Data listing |
— Begin —
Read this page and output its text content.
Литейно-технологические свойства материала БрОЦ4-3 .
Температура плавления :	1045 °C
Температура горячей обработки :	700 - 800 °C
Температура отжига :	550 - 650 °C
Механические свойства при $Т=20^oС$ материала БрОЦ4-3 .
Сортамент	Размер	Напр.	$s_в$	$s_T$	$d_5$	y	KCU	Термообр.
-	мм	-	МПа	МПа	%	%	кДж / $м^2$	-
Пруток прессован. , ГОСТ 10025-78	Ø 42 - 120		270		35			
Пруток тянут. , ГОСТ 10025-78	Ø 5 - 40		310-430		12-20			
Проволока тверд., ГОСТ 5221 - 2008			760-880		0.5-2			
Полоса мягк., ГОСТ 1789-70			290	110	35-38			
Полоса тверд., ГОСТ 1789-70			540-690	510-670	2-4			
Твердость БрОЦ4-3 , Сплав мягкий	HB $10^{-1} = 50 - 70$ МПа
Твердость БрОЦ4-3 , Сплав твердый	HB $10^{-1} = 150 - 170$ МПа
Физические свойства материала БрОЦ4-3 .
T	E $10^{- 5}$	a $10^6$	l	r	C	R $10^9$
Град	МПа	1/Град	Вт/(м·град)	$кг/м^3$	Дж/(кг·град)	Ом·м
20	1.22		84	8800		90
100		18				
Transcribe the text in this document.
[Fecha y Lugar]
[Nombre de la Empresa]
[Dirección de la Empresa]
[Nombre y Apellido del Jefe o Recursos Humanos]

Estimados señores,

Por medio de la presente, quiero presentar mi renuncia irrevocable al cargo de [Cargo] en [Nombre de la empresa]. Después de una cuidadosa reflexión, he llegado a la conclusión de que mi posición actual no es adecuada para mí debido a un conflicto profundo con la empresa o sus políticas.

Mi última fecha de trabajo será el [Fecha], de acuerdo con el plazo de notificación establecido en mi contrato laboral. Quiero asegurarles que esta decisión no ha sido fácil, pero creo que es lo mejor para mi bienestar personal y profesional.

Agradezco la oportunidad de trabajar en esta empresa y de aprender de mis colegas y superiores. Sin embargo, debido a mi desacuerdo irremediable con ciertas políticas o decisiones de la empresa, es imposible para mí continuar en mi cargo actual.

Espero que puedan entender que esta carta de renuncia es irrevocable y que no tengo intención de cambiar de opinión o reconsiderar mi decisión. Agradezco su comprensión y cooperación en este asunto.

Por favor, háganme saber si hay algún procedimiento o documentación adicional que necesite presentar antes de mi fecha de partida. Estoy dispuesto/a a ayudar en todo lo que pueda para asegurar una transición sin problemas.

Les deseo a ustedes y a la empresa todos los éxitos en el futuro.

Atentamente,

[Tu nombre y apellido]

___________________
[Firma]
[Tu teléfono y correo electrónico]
— End —
Filter out all lines lacking the word "Полоса" and copy the rest.

Полоса мягк., ГОСТ 1789-70			290	110	35-38			
Полоса тверд., ГОСТ 1789-70			540-690	510-670	2-4			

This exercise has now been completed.